Problem to work on: What is the number of lines in these entries that contain "with"? State it alone.

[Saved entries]
::::::::

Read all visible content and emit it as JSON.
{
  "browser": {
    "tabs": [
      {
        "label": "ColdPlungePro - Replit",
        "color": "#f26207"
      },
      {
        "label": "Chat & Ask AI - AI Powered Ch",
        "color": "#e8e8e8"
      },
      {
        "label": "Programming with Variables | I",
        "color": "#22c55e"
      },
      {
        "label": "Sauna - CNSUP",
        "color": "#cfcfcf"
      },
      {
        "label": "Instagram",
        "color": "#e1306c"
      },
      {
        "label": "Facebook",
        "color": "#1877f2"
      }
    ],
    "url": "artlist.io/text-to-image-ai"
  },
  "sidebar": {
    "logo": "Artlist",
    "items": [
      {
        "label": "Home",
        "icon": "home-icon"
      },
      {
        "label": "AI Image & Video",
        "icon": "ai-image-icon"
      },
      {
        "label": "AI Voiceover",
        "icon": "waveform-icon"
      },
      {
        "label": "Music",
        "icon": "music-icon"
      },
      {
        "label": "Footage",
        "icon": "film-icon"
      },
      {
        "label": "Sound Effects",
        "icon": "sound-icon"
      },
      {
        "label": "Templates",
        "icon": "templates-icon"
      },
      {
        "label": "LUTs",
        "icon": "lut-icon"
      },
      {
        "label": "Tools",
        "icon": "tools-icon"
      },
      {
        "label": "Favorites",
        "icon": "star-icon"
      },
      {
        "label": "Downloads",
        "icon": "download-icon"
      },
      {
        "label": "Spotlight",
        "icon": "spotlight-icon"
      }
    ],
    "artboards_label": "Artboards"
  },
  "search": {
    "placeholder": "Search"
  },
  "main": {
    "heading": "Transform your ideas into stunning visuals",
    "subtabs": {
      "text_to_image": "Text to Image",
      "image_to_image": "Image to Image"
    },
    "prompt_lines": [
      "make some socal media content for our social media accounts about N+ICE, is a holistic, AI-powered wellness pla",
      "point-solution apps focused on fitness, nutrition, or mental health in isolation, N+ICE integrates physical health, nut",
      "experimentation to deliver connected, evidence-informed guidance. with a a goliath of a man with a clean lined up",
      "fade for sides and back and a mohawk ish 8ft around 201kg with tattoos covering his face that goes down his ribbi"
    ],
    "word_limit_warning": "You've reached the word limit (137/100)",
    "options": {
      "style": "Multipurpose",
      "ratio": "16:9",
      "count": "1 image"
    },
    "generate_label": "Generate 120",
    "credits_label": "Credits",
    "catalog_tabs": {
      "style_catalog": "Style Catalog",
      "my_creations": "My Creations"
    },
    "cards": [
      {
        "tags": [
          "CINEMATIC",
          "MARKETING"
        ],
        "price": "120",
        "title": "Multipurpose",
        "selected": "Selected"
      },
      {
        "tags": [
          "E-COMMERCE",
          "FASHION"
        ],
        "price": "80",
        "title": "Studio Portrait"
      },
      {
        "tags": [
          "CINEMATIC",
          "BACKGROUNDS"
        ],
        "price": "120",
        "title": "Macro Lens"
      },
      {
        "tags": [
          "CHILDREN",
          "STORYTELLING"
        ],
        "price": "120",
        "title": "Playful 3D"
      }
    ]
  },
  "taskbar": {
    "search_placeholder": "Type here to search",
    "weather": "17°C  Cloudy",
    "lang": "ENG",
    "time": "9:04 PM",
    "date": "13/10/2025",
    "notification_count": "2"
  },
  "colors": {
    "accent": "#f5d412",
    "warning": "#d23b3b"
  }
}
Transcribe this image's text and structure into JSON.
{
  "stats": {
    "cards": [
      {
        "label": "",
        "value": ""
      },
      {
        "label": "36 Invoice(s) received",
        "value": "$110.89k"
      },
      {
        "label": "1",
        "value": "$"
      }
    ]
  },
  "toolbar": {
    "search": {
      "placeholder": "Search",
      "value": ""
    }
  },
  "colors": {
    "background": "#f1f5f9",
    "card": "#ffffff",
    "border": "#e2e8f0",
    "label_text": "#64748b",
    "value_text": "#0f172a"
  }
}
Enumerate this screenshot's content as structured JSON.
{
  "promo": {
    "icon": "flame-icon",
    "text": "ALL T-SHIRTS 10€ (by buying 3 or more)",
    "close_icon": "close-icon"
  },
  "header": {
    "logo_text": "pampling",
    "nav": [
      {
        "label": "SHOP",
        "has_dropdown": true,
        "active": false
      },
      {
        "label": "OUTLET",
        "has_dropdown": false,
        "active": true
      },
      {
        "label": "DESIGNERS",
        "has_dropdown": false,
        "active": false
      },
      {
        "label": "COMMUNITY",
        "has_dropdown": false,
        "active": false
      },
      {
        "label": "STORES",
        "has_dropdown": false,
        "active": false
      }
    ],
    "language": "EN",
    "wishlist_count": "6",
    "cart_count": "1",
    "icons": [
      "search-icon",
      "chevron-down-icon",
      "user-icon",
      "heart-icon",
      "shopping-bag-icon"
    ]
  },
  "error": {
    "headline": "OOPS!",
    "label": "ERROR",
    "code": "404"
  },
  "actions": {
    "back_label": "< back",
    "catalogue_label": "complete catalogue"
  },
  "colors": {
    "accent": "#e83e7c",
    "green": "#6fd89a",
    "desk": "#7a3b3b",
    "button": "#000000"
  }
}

::::::::

Exercise result: 3